● Exercise:
Transcribe the material word for word, but without the images.

*** Dataset extract

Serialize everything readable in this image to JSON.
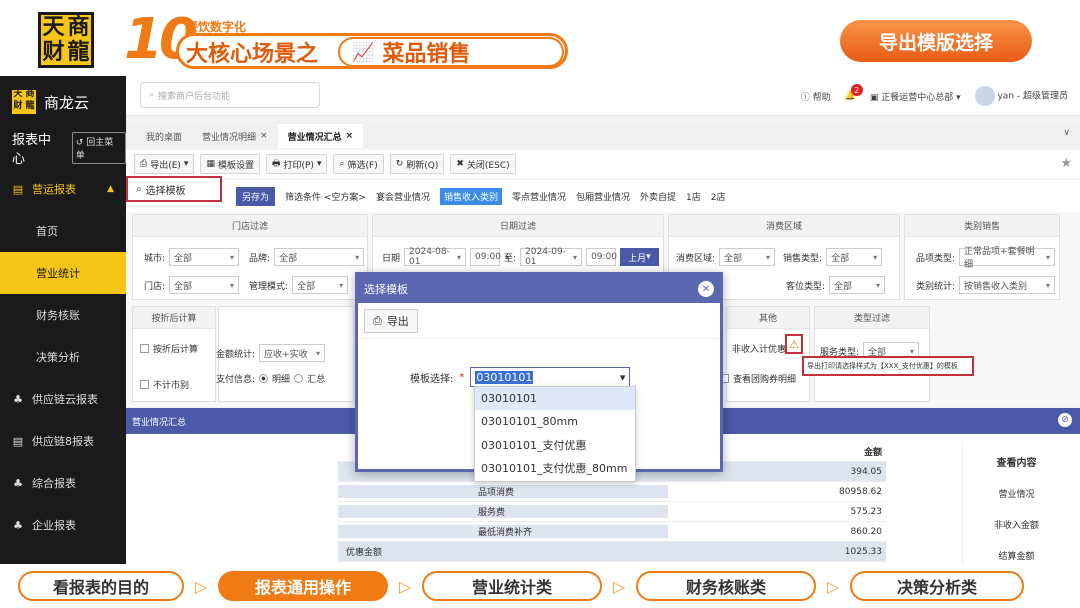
{
  "banner": {
    "logo_chars": [
      "天",
      "商",
      "财",
      "龍"
    ],
    "ten": "10",
    "sub": "餐饮数字化",
    "main": "大核心场景之",
    "dish": "菜品销售",
    "export_choice": "导出模版选择"
  },
  "sidebar": {
    "brand": "商龙云",
    "center": "报表中心",
    "back": "回主菜单",
    "items": [
      {
        "label": "营运报表",
        "icon": "report-icon"
      },
      {
        "label": "首页"
      },
      {
        "label": "营业统计"
      },
      {
        "label": "财务核账"
      },
      {
        "label": "决策分析"
      },
      {
        "label": "供应链云报表",
        "icon": "tree-icon"
      },
      {
        "label": "供应链8报表",
        "icon": "report-icon"
      },
      {
        "label": "综合报表",
        "icon": "tree-icon"
      },
      {
        "label": "企业报表",
        "icon": "tree-icon"
      }
    ]
  },
  "header": {
    "search_placeholder": "搜索商户后台功能",
    "help": "帮助",
    "notif_count": "2",
    "org": "正餐运营中心总部",
    "user": "yan - 超级管理员"
  },
  "tabs": [
    {
      "label": "我的桌面"
    },
    {
      "label": "营业情况明细"
    },
    {
      "label": "营业情况汇总"
    }
  ],
  "toolbar": {
    "export": "导出(E)",
    "template_settings": "模板设置",
    "print": "打印(P)",
    "filter": "筛选(F)",
    "refresh": "刷新(Q)",
    "close": "关闭(ESC)",
    "select_template": "选择模板"
  },
  "filterbar": {
    "save_as": "另存为",
    "cond": "筛选条件 <空方案>",
    "items": [
      "宴会营业情况",
      "销售收入类别",
      "零点营业情况",
      "包厢营业情况",
      "外卖自提",
      "1店",
      "2店"
    ]
  },
  "panel": {
    "store_filter": "门店过滤",
    "date_filter": "日期过滤",
    "consume_area": "消费区域",
    "category_sales": "类别销售",
    "city": "城市:",
    "brand_l": "品牌:",
    "store": "门店:",
    "mgmt": "管理模式:",
    "all": "全部",
    "date": "日期",
    "date_from": "2024-08-01",
    "time_from": "09:00",
    "to": "至:",
    "date_to": "2024-09-01",
    "time_to": "09:00",
    "month": "上月",
    "area_l": "消费区域:",
    "sales_type": "销售类型:",
    "guest_type": "客位类型:",
    "item_type": "品项类型:",
    "item_type_val": "正常品项+套餐明细",
    "cat_stats": "类别统计:",
    "cat_stats_val": "按销售收入类别",
    "post_calc": "按折后计算",
    "post_calc_cb": "按折后计算",
    "no_market": "不计市别",
    "amount_stats": "金额统计:",
    "amount_val": "应收+实收",
    "pay_info": "支付信息:",
    "detail": "明细",
    "summary": "汇总",
    "other": "其他",
    "non_income": "非收入计优惠",
    "groupon": "查看团购券明细",
    "type_filter": "类型过滤",
    "service_type": "服务类型:",
    "tooltip": "导出打印请选择样式为【XXX_支付优惠】的模板"
  },
  "report": {
    "title": "营业情况汇总",
    "col_amount": "金额",
    "rows": [
      {
        "label": "",
        "value": "394.05"
      },
      {
        "label": "品项消费",
        "value": "80958.62"
      },
      {
        "label": "服务费",
        "value": "575.23"
      },
      {
        "label": "最低消费补齐",
        "value": "860.20"
      },
      {
        "label": "优惠金额",
        "value": "1025.33"
      }
    ],
    "side_title": "查看内容",
    "side_items": [
      "营业情况",
      "非收入金额",
      "结算金额"
    ]
  },
  "dialog": {
    "title": "选择模板",
    "export": "导出",
    "label": "模板选择:",
    "value": "03010101",
    "options": [
      "03010101",
      "03010101_80mm",
      "03010101_支付优惠",
      "03010101_支付优惠_80mm"
    ]
  },
  "bottomnav": [
    "看报表的目的",
    "报表通用操作",
    "营业统计类",
    "财务核账类",
    "决策分析类"
  ],
  "colors": {
    "accent": "#f07a14",
    "primary": "#4a5aa8",
    "highlight": "#c5303a",
    "sidebar": "#1a1a1a"
  }
}
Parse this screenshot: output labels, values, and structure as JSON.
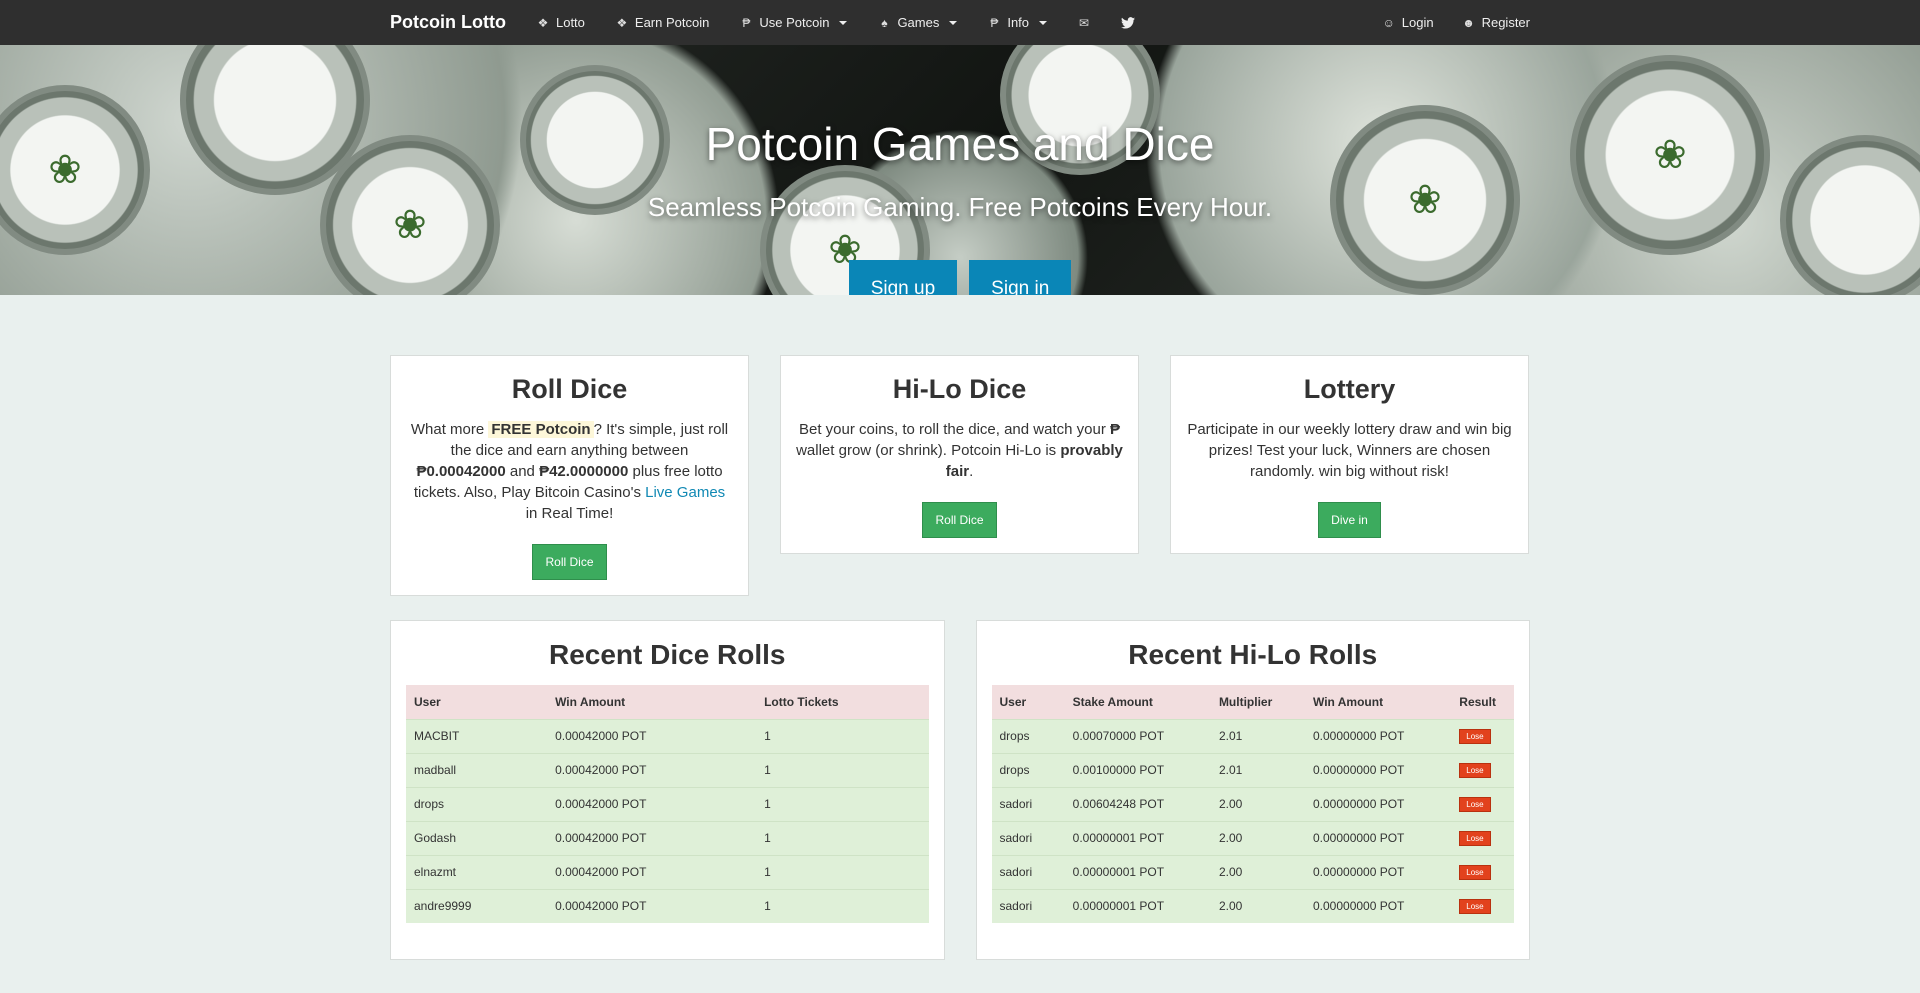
{
  "nav": {
    "brand": "Potcoin Lotto",
    "items": [
      {
        "label": "Lotto",
        "icon": "gift-icon",
        "glyph": "❖"
      },
      {
        "label": "Earn Potcoin",
        "icon": "gift-icon",
        "glyph": "❖"
      },
      {
        "label": "Use Potcoin",
        "icon": "potcoin-icon",
        "glyph": "₱"
      },
      {
        "label": "Games",
        "icon": "trophy-icon",
        "glyph": "♠"
      },
      {
        "label": "Info",
        "icon": "potcoin-icon",
        "glyph": "₱"
      }
    ],
    "envelope_glyph": "✉",
    "twitter_glyph": "✉",
    "login": "Login",
    "register": "Register",
    "user_glyph": "☺",
    "users_glyph": "☻"
  },
  "hero": {
    "title": "Potcoin Games and Dice",
    "subtitle": "Seamless Potcoin Gaming. Free Potcoins Every Hour.",
    "signup": "Sign up",
    "signin": "Sign in"
  },
  "cards": {
    "roll": {
      "title": "Roll Dice",
      "t1": "What more ",
      "free": "FREE Potcoin",
      "t2": "? It's simple, just roll the dice and earn anything between ",
      "min": "₱0.00042000",
      "t3": " and ",
      "max": "₱42.0000000",
      "t4": " plus free lotto tickets. Also, Play Bitcoin Casino's ",
      "link": "Live Games",
      "t5": " in Real Time!",
      "button": "Roll Dice"
    },
    "hilo": {
      "title": "Hi-Lo Dice",
      "t1": "Bet your coins, to roll the dice, and watch your ",
      "symbol": "₱",
      "t2": " wallet grow (or shrink). Potcoin Hi-Lo is ",
      "bold": "provably fair",
      "t3": ".",
      "button": "Roll Dice"
    },
    "lottery": {
      "title": "Lottery",
      "text": "Participate in our weekly lottery draw and win big prizes! Test your luck, Winners are chosen randomly. win big without risk!",
      "button": "Dive in"
    }
  },
  "dice_table": {
    "title": "Recent Dice Rolls",
    "headers": [
      "User",
      "Win Amount",
      "Lotto Tickets"
    ],
    "rows": [
      [
        "MACBIT",
        "0.00042000 POT",
        "1"
      ],
      [
        "madball",
        "0.00042000 POT",
        "1"
      ],
      [
        "drops",
        "0.00042000 POT",
        "1"
      ],
      [
        "Godash",
        "0.00042000 POT",
        "1"
      ],
      [
        "elnazmt",
        "0.00042000 POT",
        "1"
      ],
      [
        "andre9999",
        "0.00042000 POT",
        "1"
      ]
    ]
  },
  "hilo_table": {
    "title": "Recent Hi-Lo Rolls",
    "headers": [
      "User",
      "Stake Amount",
      "Multiplier",
      "Win Amount",
      "Result"
    ],
    "rows": [
      [
        "drops",
        "0.00070000 POT",
        "2.01",
        "0.00000000 POT",
        "Lose"
      ],
      [
        "drops",
        "0.00100000 POT",
        "2.01",
        "0.00000000 POT",
        "Lose"
      ],
      [
        "sadori",
        "0.00604248 POT",
        "2.00",
        "0.00000000 POT",
        "Lose"
      ],
      [
        "sadori",
        "0.00000001 POT",
        "2.00",
        "0.00000000 POT",
        "Lose"
      ],
      [
        "sadori",
        "0.00000001 POT",
        "2.00",
        "0.00000000 POT",
        "Lose"
      ],
      [
        "sadori",
        "0.00000001 POT",
        "2.00",
        "0.00000000 POT",
        "Lose"
      ]
    ]
  },
  "colors": {
    "navbar": "#2f2f2f",
    "hero_button": "#0a86b7",
    "green_button": "#3cab5e",
    "row_success": "#dff0d8",
    "header_danger": "#f2dedf",
    "lose_label": "#e2421d"
  }
}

******

● Exercise answer:
Serialize everything readable in this image to JSON.
{
  "banner": {
    "logo_chars": [
      "天",
      "商",
      "财",
      "龍"
    ],
    "ten": "10",
    "sub": "餐饮数字化",
    "main": "大核心场景之",
    "dish": "菜品销售",
    "export_choice": "导出模版选择"
  },
  "sidebar": {
    "brand": "商龙云",
    "center": "报表中心",
    "back": "回主菜单",
    "items": [
      {
        "label": "营运报表",
        "icon": "report-icon"
      },
      {
        "label": "首页"
      },
      {
        "label": "营业统计"
      },
      {
        "label": "财务核账"
      },
      {
        "label": "决策分析"
      },
      {
        "label": "供应链云报表",
        "icon": "tree-icon"
      },
      {
        "label": "供应链8报表",
        "icon": "report-icon"
      },
      {
        "label": "综合报表",
        "icon": "tree-icon"
      },
      {
        "label": "企业报表",
        "icon": "tree-icon"
      }
    ]
  },
  "header": {
    "search_placeholder": "搜索商户后台功能",
    "help": "帮助",
    "notif_count": "2",
    "org": "正餐运营中心总部",
    "user": "yan - 超级管理员"
  },
  "tabs": [
    {
      "label": "我的桌面"
    },
    {
      "label": "营业情况明细"
    },
    {
      "label": "营业情况汇总"
    }
  ],
  "toolbar": {
    "export": "导出(E)",
    "template_settings": "模板设置",
    "print": "打印(P)",
    "filter": "筛选(F)",
    "refresh": "刷新(Q)",
    "close": "关闭(ESC)",
    "select_template": "选择模板"
  },
  "filterbar": {
    "save_as": "另存为",
    "cond": "筛选条件 <空方案>",
    "items": [
      "宴会营业情况",
      "销售收入类别",
      "零点营业情况",
      "包厢营业情况",
      "外卖自提",
      "1店",
      "2店"
    ]
  },
  "panel": {
    "store_filter": "门店过滤",
    "date_filter": "日期过滤",
    "consume_area": "消费区域",
    "category_sales": "类别销售",
    "city": "城市:",
    "brand_l": "品牌:",
    "store": "门店:",
    "mgmt": "管理模式:",
    "all": "全部",
    "date": "日期",
    "date_from": "2024-08-01",
    "time_from": "09:00",
    "to": "至:",
    "date_to": "2024-09-01",
    "time_to": "09:00",
    "month": "上月",
    "area_l": "消费区域:",
    "sales_type": "销售类型:",
    "guest_type": "客位类型:",
    "item_type": "品项类型:",
    "item_type_val": "正常品项+套餐明细",
    "cat_stats": "类别统计:",
    "cat_stats_val": "按销售收入类别",
    "post_calc": "按折后计算",
    "post_calc_cb": "按折后计算",
    "no_market": "不计市别",
    "amount_stats": "金额统计:",
    "amount_val": "应收+实收",
    "pay_info": "支付信息:",
    "detail": "明细",
    "summary": "汇总",
    "other": "其他",
    "non_income": "非收入计优惠",
    "groupon": "查看团购券明细",
    "type_filter": "类型过滤",
    "service_type": "服务类型:",
    "tooltip": "导出打印请选择样式为【XXX_支付优惠】的模板"
  },
  "report": {
    "title": "营业情况汇总",
    "col_amount": "金额",
    "rows": [
      {
        "label": "",
        "value": "394.05"
      },
      {
        "label": "品项消费",
        "value": "80958.62"
      },
      {
        "label": "服务费",
        "value": "575.23"
      },
      {
        "label": "最低消费补齐",
        "value": "860.20"
      },
      {
        "label": "优惠金额",
        "value": "1025.33"
      }
    ],
    "side_title": "查看内容",
    "side_items": [
      "营业情况",
      "非收入金额",
      "结算金额"
    ]
  },
  "dialog": {
    "title": "选择模板",
    "export": "导出",
    "label": "模板选择:",
    "value": "03010101",
    "options": [
      "03010101",
      "03010101_80mm",
      "03010101_支付优惠",
      "03010101_支付优惠_80mm"
    ]
  },
  "bottomnav": [
    "看报表的目的",
    "报表通用操作",
    "营业统计类",
    "财务核账类",
    "决策分析类"
  ],
  "colors": {
    "accent": "#f07a14",
    "primary": "#4a5aa8",
    "highlight": "#c5303a",
    "sidebar": "#1a1a1a"
  }
}
Parse this screenshot: output labels, values, and structure as JSON.
{
  "nav": {
    "brand": "Potcoin Lotto",
    "items": [
      {
        "label": "Lotto",
        "icon": "gift-icon",
        "glyph": "❖"
      },
      {
        "label": "Earn Potcoin",
        "icon": "gift-icon",
        "glyph": "❖"
      },
      {
        "label": "Use Potcoin",
        "icon": "potcoin-icon",
        "glyph": "₱"
      },
      {
        "label": "Games",
        "icon": "trophy-icon",
        "glyph": "♠"
      },
      {
        "label": "Info",
        "icon": "potcoin-icon",
        "glyph": "₱"
      }
    ],
    "envelope_glyph": "✉",
    "twitter_glyph": "✉",
    "login": "Login",
    "register": "Register",
    "user_glyph": "☺",
    "users_glyph": "☻"
  },
  "hero": {
    "title": "Potcoin Games and Dice",
    "subtitle": "Seamless Potcoin Gaming. Free Potcoins Every Hour.",
    "signup": "Sign up",
    "signin": "Sign in"
  },
  "cards": {
    "roll": {
      "title": "Roll Dice",
      "t1": "What more ",
      "free": "FREE Potcoin",
      "t2": "? It's simple, just roll the dice and earn anything between ",
      "min": "₱0.00042000",
      "t3": " and ",
      "max": "₱42.0000000",
      "t4": " plus free lotto tickets. Also, Play Bitcoin Casino's ",
      "link": "Live Games",
      "t5": " in Real Time!",
      "button": "Roll Dice"
    },
    "hilo": {
      "title": "Hi-Lo Dice",
      "t1": "Bet your coins, to roll the dice, and watch your ",
      "symbol": "₱",
      "t2": " wallet grow (or shrink). Potcoin Hi-Lo is ",
      "bold": "provably fair",
      "t3": ".",
      "button": "Roll Dice"
    },
    "lottery": {
      "title": "Lottery",
      "text": "Participate in our weekly lottery draw and win big prizes! Test your luck, Winners are chosen randomly. win big without risk!",
      "button": "Dive in"
    }
  },
  "dice_table": {
    "title": "Recent Dice Rolls",
    "headers": [
      "User",
      "Win Amount",
      "Lotto Tickets"
    ],
    "rows": [
      [
        "MACBIT",
        "0.00042000 POT",
        "1"
      ],
      [
        "madball",
        "0.00042000 POT",
        "1"
      ],
      [
        "drops",
        "0.00042000 POT",
        "1"
      ],
      [
        "Godash",
        "0.00042000 POT",
        "1"
      ],
      [
        "elnazmt",
        "0.00042000 POT",
        "1"
      ],
      [
        "andre9999",
        "0.00042000 POT",
        "1"
      ]
    ]
  },
  "hilo_table": {
    "title": "Recent Hi-Lo Rolls",
    "headers": [
      "User",
      "Stake Amount",
      "Multiplier",
      "Win Amount",
      "Result"
    ],
    "rows": [
      [
        "drops",
        "0.00070000 POT",
        "2.01",
        "0.00000000 POT",
        "Lose"
      ],
      [
        "drops",
        "0.00100000 POT",
        "2.01",
        "0.00000000 POT",
        "Lose"
      ],
      [
        "sadori",
        "0.00604248 POT",
        "2.00",
        "0.00000000 POT",
        "Lose"
      ],
      [
        "sadori",
        "0.00000001 POT",
        "2.00",
        "0.00000000 POT",
        "Lose"
      ],
      [
        "sadori",
        "0.00000001 POT",
        "2.00",
        "0.00000000 POT",
        "Lose"
      ],
      [
        "sadori",
        "0.00000001 POT",
        "2.00",
        "0.00000000 POT",
        "Lose"
      ]
    ]
  },
  "colors": {
    "navbar": "#2f2f2f",
    "hero_button": "#0a86b7",
    "green_button": "#3cab5e",
    "row_success": "#dff0d8",
    "header_danger": "#f2dedf",
    "lose_label": "#e2421d"
  }
}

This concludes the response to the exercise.